■ **Given instruction**: Set all the material down again unchanged, without the pictures.

■ **Material provided**:

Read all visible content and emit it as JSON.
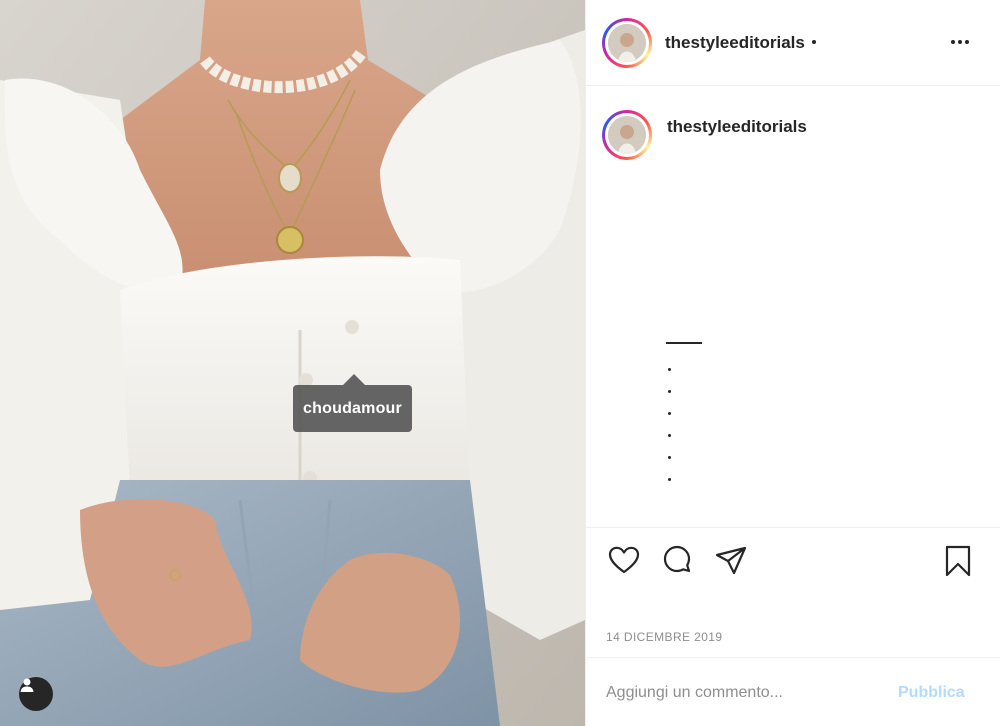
{
  "post": {
    "author": "thestyleeditorials",
    "photo_tag": "choudamour",
    "caption_author": "thestyleeditorials",
    "date": "14 DICEMBRE 2019"
  },
  "comment": {
    "placeholder": "Aggiungi un commento...",
    "publish_label": "Pubblica"
  },
  "icons": {
    "more": "more-options-icon",
    "like": "heart-icon",
    "comment": "comment-bubble-icon",
    "share": "paper-plane-icon",
    "save": "bookmark-icon",
    "tags": "user-tag-icon"
  },
  "colors": {
    "publish_disabled": "#b3dbff",
    "meta_text": "#8e8e8e",
    "primary_text": "#262626"
  }
}
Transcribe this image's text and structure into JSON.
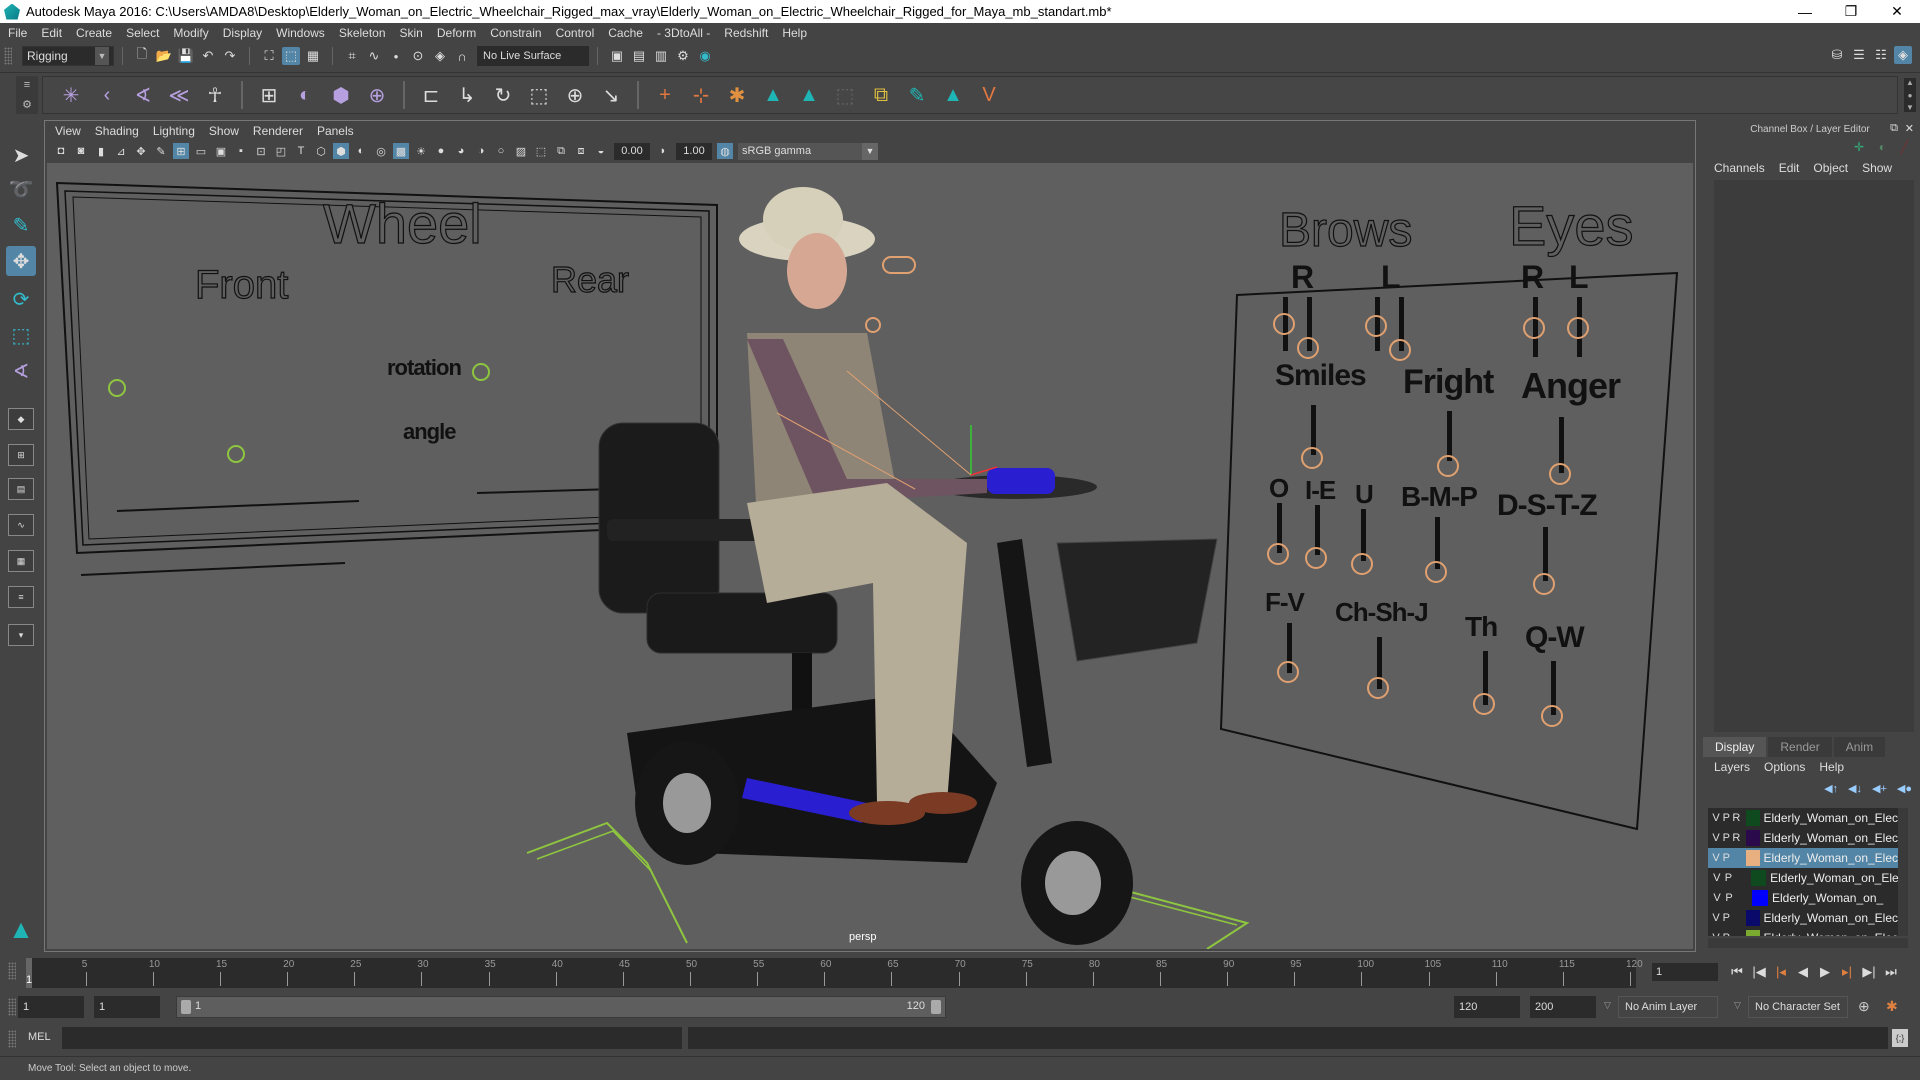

■ **Output for this exercise**:
Read all visible content and emit it as JSON.
{
  "post": {
    "author": "thestyleeditorials",
    "photo_tag": "choudamour",
    "caption_author": "thestyleeditorials",
    "date": "14 DICEMBRE 2019"
  },
  "comment": {
    "placeholder": "Aggiungi un commento...",
    "publish_label": "Pubblica"
  },
  "icons": {
    "more": "more-options-icon",
    "like": "heart-icon",
    "comment": "comment-bubble-icon",
    "share": "paper-plane-icon",
    "save": "bookmark-icon",
    "tags": "user-tag-icon"
  },
  "colors": {
    "publish_disabled": "#b3dbff",
    "meta_text": "#8e8e8e",
    "primary_text": "#262626"
  }
}
Transcribe this image's text and structure into JSON.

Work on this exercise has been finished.